**STATED PROBLEM**
Return each line that holds the word "page".

**LISTING**
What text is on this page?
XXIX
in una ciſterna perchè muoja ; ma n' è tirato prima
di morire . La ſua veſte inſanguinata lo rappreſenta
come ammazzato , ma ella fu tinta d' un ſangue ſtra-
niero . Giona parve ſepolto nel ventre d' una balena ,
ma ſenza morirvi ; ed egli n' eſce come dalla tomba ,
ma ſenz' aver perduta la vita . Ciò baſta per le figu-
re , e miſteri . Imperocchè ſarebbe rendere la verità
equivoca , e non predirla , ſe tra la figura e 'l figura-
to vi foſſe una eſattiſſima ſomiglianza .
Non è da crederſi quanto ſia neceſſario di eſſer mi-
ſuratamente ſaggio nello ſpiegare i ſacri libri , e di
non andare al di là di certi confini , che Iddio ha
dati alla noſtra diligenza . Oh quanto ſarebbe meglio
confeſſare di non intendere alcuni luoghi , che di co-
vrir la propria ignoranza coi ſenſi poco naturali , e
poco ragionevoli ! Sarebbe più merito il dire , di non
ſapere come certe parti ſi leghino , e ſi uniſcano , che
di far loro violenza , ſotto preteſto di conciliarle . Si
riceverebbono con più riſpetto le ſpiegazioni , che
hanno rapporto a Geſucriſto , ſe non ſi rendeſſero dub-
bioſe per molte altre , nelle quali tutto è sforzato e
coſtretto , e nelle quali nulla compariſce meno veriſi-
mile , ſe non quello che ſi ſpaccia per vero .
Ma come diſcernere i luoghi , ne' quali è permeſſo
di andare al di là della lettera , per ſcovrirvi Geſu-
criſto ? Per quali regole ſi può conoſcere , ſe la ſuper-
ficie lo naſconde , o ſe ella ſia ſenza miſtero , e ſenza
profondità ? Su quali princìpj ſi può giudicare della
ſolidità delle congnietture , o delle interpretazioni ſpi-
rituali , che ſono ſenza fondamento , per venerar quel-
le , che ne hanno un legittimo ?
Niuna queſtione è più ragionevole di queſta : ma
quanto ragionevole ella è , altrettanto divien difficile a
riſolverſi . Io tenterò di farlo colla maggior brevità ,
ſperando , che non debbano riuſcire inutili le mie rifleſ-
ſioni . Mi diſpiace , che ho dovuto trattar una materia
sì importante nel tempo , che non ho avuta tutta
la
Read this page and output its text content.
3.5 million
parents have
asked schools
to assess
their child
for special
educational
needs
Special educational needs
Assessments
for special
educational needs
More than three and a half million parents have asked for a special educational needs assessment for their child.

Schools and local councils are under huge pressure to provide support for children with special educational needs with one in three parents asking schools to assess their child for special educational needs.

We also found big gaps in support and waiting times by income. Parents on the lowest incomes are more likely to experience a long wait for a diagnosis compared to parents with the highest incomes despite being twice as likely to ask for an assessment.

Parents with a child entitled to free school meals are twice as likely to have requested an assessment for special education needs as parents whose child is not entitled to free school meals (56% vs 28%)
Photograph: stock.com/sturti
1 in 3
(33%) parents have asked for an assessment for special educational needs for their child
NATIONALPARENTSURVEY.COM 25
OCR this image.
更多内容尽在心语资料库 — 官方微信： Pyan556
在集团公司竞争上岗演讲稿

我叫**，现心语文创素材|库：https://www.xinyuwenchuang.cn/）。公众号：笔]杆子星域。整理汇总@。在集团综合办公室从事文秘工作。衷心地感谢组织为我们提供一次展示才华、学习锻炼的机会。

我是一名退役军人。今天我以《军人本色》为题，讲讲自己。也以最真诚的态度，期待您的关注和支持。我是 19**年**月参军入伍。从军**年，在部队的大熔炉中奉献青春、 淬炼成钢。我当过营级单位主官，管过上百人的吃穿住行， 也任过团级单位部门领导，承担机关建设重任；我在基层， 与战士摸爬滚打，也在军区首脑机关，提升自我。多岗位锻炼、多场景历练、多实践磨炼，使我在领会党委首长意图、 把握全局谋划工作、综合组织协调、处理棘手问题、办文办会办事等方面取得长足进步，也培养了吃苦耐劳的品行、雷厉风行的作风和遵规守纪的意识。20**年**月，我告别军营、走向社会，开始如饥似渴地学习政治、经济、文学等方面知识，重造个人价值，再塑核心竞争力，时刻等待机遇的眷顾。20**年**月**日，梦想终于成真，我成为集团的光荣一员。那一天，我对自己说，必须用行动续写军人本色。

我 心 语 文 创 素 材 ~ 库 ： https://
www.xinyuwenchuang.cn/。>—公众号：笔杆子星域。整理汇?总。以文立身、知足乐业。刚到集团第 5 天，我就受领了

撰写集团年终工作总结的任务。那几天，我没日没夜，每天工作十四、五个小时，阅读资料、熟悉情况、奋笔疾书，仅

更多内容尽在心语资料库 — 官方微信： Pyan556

**ANSWER TO THIS EXERCISE**
What text is on this page?
Read this page and output its text content.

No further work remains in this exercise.